## JOB
Report how many lines include the word "alcova", and nothing besides that number.

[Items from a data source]
==*==

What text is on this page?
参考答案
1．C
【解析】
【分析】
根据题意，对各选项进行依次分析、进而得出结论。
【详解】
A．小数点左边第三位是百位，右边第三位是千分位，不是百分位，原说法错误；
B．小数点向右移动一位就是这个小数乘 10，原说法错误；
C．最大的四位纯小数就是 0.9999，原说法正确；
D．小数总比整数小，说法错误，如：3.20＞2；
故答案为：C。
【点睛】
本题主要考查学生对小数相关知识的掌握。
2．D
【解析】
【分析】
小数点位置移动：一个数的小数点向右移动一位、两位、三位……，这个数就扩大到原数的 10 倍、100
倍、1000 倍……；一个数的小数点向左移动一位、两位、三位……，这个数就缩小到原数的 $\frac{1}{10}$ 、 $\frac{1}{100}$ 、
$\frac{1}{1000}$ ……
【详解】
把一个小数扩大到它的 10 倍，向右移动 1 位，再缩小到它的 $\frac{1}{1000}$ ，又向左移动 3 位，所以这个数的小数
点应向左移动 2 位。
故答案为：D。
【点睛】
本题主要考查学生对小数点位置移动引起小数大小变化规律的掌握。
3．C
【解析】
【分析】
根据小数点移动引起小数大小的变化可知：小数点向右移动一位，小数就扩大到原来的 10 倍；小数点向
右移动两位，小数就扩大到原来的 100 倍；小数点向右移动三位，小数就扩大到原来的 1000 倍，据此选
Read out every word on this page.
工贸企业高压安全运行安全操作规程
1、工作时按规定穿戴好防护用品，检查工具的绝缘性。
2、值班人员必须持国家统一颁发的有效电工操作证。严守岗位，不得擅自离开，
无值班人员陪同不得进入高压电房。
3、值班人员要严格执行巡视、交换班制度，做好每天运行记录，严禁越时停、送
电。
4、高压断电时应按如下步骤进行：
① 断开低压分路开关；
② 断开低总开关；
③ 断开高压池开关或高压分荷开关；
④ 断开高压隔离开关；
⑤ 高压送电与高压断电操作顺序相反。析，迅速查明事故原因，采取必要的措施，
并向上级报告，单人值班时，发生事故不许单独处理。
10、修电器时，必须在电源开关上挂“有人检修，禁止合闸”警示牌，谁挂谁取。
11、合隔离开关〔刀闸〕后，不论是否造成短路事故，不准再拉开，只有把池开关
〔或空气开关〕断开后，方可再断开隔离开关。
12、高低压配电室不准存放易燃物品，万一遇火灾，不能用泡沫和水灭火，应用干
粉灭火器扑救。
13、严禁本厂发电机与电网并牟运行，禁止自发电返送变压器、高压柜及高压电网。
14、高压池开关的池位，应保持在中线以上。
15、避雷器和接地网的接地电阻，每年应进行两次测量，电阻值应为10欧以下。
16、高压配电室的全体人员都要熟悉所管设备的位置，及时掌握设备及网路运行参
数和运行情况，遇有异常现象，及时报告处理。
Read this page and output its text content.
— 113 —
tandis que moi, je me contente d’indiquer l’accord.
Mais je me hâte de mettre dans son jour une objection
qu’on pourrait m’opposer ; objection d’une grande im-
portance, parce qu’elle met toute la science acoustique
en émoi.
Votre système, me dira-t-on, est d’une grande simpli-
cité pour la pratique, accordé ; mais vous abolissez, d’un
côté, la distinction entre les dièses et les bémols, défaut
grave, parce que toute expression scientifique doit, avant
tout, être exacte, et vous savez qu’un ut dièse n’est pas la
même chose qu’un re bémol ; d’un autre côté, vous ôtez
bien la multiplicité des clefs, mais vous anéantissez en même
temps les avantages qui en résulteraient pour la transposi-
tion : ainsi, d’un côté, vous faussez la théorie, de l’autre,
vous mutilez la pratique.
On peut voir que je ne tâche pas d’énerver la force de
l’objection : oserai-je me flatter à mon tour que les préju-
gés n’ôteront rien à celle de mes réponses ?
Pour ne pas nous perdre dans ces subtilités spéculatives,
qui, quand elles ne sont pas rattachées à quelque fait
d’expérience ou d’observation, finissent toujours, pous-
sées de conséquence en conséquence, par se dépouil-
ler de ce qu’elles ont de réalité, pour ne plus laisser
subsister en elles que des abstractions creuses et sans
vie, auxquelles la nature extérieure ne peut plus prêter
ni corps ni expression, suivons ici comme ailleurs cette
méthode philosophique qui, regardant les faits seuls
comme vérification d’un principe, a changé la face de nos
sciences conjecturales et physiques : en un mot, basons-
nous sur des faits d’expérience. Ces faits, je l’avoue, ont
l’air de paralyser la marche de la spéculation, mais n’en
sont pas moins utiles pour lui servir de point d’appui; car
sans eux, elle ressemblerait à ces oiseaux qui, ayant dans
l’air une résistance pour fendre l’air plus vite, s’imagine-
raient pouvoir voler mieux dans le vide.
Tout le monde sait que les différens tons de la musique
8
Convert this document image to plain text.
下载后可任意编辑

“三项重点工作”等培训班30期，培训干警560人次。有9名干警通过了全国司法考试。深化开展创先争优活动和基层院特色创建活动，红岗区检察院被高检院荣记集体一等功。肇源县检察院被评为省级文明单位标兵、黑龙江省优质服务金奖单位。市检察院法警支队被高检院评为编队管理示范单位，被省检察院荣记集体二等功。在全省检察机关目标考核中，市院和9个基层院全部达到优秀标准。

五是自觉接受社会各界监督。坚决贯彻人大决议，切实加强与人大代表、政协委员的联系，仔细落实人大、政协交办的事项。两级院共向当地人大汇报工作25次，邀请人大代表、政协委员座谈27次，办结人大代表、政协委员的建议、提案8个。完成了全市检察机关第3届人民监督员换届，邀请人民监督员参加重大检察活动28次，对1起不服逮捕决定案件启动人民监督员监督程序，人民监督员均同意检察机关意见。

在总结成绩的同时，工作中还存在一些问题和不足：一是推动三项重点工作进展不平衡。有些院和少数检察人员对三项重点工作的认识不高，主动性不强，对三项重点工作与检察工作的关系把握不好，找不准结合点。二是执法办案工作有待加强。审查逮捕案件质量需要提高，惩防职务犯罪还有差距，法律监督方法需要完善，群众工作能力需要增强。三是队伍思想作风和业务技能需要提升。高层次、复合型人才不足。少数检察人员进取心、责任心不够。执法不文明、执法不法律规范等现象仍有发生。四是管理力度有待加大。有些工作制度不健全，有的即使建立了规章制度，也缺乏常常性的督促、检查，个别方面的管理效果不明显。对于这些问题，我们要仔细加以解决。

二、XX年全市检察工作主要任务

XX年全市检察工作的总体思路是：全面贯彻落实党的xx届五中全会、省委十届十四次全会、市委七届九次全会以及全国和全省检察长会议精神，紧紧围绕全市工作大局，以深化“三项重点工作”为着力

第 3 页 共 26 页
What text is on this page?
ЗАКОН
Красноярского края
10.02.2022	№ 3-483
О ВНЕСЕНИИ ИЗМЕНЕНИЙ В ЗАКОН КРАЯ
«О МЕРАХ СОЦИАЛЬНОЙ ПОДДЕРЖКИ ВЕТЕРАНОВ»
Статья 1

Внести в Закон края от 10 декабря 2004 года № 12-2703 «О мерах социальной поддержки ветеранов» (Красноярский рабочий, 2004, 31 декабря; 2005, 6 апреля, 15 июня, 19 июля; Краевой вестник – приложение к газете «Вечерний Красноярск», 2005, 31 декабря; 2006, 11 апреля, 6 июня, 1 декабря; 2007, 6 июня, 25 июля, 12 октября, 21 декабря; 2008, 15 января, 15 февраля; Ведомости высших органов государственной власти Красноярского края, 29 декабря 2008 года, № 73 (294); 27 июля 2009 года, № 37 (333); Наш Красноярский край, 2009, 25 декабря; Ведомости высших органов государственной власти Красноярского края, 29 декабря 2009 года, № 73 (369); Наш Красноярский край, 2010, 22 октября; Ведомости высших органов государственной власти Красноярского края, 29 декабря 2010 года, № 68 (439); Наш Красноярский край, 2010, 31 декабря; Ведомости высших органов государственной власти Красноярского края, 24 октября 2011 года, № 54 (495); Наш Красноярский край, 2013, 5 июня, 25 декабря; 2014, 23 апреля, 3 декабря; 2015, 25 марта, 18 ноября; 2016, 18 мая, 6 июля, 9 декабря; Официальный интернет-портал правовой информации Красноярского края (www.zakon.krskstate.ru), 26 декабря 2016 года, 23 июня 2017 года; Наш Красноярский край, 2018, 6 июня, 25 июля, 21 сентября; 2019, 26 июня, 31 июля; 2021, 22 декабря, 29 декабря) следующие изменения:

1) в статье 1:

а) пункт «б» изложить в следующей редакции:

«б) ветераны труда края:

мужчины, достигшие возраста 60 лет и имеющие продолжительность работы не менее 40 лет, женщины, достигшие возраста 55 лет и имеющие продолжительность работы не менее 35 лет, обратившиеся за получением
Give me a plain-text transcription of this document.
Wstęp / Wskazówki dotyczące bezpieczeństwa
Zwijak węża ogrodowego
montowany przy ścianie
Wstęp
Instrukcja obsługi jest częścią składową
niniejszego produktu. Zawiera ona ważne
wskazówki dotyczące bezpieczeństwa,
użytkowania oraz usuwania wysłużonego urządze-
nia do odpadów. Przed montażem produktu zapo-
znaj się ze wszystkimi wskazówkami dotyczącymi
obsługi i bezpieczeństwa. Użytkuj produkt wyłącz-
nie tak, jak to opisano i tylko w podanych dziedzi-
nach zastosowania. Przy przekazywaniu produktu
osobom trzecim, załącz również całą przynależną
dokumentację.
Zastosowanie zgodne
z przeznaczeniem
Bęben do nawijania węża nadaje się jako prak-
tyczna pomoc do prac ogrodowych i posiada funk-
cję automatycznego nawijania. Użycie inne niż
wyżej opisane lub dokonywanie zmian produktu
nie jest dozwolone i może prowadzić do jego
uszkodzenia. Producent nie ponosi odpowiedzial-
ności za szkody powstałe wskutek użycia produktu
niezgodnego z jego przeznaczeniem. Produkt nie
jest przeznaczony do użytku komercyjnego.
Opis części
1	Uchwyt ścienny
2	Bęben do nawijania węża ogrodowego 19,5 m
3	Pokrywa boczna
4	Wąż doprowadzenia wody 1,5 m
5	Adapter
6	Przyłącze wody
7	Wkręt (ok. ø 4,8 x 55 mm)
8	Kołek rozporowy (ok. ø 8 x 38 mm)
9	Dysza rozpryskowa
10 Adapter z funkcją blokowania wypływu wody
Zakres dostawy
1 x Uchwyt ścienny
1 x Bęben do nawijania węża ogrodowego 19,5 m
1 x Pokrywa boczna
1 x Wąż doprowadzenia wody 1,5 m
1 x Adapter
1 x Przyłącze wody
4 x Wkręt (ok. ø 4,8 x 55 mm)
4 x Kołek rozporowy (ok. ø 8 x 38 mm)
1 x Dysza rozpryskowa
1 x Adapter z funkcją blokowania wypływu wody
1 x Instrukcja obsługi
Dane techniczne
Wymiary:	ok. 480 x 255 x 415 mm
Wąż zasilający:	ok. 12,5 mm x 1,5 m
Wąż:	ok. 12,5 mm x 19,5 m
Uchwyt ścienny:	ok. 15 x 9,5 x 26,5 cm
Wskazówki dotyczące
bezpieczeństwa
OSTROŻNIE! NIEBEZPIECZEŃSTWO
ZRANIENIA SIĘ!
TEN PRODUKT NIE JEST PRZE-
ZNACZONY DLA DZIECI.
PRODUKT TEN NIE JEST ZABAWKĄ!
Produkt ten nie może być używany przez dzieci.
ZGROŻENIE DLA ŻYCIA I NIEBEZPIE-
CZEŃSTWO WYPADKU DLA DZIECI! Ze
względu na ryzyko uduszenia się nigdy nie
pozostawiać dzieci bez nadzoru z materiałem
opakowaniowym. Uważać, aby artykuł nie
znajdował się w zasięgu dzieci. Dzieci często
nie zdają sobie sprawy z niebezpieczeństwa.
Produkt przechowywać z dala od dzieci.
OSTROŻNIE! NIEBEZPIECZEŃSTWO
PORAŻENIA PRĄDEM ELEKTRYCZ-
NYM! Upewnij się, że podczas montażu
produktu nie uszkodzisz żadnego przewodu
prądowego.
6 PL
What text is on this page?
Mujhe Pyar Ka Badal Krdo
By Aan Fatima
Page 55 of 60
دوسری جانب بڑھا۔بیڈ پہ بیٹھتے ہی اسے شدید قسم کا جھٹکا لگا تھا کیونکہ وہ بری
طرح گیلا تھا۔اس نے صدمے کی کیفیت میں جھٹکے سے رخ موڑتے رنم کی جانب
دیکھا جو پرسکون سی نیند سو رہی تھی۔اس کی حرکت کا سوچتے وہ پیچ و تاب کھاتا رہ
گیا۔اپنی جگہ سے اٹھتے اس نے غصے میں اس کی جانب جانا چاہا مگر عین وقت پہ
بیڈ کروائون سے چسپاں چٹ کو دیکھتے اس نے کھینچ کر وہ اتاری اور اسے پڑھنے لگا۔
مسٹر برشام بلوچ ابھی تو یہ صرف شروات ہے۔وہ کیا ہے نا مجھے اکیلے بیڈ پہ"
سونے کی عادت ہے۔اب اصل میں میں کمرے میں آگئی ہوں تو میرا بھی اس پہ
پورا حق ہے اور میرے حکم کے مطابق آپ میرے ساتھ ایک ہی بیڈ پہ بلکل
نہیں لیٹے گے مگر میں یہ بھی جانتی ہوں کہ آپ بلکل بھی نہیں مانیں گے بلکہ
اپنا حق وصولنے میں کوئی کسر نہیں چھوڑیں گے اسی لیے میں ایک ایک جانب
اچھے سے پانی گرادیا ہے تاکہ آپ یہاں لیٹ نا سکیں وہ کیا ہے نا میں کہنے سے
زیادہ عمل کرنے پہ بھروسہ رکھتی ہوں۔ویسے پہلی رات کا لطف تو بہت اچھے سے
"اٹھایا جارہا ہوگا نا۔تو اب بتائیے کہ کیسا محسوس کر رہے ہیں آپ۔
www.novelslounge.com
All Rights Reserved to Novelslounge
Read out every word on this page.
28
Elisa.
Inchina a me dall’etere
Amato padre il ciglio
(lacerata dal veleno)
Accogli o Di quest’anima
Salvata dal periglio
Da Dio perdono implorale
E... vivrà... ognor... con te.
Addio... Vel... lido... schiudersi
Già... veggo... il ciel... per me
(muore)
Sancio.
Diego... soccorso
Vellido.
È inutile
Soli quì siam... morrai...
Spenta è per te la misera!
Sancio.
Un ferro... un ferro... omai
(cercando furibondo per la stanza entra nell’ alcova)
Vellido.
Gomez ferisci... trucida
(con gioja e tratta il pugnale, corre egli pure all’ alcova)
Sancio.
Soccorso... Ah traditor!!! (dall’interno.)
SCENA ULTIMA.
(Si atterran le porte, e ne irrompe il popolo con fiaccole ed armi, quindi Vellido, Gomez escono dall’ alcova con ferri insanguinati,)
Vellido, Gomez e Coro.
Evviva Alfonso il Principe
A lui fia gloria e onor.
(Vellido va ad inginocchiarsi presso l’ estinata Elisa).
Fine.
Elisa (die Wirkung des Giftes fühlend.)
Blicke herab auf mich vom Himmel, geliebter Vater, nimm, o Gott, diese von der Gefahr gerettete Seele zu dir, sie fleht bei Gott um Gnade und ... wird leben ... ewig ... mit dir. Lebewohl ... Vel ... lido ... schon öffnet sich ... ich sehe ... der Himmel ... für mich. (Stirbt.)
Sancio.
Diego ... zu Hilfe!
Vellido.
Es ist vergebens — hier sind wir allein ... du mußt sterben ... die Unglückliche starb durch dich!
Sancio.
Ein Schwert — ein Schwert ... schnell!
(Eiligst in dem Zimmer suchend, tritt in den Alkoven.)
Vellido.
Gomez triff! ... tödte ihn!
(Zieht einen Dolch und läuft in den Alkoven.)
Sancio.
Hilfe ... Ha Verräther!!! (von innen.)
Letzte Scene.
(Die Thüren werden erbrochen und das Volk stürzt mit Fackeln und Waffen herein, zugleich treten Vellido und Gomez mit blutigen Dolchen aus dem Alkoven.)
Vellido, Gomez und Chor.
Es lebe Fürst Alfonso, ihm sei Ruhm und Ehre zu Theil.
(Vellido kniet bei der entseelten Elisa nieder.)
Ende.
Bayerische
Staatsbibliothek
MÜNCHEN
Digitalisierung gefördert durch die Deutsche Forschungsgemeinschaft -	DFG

==*==

## SOLUTION BELOW
3